**** Data
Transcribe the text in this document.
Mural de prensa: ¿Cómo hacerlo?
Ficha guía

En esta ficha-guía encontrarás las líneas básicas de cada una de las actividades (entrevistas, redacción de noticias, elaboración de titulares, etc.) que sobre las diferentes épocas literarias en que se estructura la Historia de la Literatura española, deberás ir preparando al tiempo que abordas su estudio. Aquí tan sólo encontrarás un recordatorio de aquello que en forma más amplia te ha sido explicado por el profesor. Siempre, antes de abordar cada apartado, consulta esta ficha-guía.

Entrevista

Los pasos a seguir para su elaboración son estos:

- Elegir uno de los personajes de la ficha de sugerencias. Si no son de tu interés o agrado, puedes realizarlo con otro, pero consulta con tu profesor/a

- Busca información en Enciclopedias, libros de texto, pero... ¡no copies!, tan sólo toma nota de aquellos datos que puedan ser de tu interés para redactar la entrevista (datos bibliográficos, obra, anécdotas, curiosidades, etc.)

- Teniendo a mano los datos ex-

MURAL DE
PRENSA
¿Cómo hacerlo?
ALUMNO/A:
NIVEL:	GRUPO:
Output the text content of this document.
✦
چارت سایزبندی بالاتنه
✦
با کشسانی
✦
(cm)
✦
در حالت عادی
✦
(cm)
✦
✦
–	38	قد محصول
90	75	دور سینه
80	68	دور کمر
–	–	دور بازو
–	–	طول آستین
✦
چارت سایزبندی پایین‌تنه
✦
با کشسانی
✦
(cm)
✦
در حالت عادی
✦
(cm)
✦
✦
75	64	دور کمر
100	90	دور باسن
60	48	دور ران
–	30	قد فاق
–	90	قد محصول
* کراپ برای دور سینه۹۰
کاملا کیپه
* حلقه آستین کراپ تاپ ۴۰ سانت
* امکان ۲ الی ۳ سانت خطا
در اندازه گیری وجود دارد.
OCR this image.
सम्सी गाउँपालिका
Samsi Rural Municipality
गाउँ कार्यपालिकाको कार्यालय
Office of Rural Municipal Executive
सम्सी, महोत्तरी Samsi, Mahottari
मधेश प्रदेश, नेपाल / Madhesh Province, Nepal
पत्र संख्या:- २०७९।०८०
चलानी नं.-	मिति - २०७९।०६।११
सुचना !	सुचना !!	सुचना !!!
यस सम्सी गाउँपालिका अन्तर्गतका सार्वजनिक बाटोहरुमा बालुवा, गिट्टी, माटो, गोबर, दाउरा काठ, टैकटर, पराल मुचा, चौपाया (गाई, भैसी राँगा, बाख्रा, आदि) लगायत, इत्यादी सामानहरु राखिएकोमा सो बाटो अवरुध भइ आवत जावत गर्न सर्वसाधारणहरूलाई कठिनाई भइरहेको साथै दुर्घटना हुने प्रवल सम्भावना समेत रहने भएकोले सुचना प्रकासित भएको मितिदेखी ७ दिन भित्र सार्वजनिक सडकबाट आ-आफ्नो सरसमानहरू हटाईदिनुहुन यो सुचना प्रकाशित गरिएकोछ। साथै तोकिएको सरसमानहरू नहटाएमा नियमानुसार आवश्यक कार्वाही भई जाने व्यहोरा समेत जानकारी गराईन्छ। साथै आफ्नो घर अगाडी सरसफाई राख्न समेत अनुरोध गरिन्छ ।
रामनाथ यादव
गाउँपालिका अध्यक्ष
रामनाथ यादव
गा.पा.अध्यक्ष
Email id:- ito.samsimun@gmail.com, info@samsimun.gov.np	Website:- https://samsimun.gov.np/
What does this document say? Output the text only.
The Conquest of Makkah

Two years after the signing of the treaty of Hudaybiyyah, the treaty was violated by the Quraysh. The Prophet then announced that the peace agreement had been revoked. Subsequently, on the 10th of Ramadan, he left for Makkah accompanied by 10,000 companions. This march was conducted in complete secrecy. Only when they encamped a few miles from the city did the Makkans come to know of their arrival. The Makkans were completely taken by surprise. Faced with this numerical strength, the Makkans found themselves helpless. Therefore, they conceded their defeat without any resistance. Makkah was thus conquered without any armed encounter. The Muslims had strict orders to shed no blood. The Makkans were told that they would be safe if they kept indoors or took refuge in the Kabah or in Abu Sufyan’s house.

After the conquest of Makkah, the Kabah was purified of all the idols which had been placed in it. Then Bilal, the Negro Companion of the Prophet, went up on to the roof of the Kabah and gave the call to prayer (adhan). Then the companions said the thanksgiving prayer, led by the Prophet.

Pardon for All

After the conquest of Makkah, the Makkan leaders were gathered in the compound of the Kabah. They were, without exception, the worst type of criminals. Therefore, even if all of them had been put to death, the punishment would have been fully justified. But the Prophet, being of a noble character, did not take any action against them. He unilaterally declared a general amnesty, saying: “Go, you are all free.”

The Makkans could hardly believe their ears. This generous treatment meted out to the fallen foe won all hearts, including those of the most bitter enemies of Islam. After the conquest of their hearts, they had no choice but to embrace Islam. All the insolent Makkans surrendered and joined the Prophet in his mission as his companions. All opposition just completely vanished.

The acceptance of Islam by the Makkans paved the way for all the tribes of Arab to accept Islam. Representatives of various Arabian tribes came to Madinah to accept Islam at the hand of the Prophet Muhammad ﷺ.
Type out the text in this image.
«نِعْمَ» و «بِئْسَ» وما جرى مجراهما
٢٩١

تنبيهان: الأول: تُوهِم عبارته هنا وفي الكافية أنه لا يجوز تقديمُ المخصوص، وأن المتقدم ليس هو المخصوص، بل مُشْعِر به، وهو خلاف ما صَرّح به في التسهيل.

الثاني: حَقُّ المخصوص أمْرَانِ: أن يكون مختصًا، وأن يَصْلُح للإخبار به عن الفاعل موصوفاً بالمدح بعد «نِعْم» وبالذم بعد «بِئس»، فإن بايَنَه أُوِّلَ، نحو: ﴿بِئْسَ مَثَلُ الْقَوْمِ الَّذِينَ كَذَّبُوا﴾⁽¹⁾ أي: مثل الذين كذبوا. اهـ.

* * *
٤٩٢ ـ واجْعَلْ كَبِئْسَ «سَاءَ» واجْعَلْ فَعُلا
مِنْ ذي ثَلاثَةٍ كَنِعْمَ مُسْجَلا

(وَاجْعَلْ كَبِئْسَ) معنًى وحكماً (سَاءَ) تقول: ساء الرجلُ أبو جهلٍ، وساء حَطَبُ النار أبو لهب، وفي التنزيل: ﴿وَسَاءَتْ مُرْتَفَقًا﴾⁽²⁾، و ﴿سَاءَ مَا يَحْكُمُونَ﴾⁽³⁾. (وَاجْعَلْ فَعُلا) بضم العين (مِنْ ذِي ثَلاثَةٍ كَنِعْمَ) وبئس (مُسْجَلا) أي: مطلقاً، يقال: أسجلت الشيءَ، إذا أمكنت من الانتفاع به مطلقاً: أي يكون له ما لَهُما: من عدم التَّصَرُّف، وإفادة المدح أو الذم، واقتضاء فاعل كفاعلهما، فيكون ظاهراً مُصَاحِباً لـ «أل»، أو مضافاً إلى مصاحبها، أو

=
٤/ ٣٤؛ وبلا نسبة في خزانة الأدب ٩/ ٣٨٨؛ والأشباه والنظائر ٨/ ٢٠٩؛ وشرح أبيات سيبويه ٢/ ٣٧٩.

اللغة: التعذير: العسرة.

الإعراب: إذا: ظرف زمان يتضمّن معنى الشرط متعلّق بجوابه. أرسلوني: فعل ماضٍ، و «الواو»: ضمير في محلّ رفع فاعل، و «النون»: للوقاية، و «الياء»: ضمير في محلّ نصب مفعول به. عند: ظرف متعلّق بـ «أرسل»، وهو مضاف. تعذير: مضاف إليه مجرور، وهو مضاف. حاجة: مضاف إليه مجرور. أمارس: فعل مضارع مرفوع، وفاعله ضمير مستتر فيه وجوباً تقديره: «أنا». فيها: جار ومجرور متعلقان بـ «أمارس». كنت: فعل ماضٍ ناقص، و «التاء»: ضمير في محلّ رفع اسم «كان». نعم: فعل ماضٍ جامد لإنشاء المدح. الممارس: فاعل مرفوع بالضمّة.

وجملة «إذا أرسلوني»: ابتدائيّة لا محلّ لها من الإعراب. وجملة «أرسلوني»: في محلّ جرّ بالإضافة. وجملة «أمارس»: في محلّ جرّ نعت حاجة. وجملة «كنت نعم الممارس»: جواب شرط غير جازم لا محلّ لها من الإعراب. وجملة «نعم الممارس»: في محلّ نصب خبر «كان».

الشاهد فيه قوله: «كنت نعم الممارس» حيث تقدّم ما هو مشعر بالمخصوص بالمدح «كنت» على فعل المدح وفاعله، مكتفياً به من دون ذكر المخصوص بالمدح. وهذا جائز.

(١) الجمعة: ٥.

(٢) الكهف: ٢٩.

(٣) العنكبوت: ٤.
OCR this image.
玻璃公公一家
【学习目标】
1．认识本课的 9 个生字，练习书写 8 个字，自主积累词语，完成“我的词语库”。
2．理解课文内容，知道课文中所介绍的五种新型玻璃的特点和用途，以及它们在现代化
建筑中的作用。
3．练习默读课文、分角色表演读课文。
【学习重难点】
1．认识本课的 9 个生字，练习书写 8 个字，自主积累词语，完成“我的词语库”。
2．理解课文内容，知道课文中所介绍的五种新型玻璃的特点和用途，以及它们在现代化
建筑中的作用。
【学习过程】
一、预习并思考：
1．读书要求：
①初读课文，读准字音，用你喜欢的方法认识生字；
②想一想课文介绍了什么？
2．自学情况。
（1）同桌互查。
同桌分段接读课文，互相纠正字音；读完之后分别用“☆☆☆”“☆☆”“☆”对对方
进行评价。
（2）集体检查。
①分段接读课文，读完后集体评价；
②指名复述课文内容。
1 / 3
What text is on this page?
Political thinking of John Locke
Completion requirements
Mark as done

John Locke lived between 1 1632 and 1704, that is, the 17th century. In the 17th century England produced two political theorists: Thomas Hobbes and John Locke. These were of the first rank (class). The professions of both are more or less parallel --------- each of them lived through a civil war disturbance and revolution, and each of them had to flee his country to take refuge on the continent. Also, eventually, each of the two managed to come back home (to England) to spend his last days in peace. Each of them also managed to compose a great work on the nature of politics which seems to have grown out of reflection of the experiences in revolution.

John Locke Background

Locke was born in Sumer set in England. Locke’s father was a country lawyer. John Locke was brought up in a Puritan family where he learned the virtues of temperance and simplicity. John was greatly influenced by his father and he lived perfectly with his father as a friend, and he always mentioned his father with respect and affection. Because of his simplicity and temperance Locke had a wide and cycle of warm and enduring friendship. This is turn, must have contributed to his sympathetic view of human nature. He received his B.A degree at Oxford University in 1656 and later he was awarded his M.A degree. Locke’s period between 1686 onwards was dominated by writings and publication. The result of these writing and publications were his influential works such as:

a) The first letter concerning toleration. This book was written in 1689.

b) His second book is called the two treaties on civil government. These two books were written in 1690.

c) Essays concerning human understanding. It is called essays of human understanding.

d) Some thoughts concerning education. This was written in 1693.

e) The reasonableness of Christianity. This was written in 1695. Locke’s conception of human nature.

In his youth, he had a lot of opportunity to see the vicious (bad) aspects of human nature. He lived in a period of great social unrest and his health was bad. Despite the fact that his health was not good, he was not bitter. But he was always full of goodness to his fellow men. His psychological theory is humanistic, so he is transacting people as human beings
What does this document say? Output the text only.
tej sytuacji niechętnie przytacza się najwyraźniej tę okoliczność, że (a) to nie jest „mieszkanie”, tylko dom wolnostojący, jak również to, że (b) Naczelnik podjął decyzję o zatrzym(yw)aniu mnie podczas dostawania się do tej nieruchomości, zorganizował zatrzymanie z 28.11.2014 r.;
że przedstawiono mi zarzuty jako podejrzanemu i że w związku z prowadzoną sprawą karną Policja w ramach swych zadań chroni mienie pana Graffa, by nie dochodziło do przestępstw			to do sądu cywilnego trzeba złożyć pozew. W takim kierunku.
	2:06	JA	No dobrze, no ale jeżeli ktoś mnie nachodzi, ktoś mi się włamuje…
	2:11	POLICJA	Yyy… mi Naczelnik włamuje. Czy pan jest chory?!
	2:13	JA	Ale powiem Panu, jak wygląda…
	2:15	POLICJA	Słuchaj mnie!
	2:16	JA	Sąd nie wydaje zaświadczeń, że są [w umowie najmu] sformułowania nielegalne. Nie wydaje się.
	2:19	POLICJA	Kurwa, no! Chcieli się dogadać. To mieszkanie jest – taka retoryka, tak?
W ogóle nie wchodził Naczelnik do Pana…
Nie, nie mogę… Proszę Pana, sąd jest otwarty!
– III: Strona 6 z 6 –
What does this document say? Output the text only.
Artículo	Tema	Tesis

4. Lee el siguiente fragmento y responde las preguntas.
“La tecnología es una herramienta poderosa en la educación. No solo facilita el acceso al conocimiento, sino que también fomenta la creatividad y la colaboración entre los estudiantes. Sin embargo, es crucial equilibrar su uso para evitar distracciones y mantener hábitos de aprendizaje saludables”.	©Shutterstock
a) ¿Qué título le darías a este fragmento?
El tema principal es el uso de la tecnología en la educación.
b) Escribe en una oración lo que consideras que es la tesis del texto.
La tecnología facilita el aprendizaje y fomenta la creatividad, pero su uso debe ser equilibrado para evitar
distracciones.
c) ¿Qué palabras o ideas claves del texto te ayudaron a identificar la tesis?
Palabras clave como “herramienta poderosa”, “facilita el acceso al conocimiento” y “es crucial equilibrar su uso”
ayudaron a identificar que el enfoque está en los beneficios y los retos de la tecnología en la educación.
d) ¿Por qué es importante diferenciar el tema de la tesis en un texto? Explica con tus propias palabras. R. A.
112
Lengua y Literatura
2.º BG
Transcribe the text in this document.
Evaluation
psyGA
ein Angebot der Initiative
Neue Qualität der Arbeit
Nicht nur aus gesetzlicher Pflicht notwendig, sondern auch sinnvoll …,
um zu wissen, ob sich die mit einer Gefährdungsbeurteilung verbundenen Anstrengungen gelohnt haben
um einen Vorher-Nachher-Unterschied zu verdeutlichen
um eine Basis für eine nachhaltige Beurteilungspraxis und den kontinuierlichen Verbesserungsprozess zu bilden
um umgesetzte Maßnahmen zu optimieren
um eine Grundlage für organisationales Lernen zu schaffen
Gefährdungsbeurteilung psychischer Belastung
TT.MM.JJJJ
********
Task objective —
Each line of the material above either contains the word "evitar" or does not; state how many do, and nothing else.

Result of the task —
2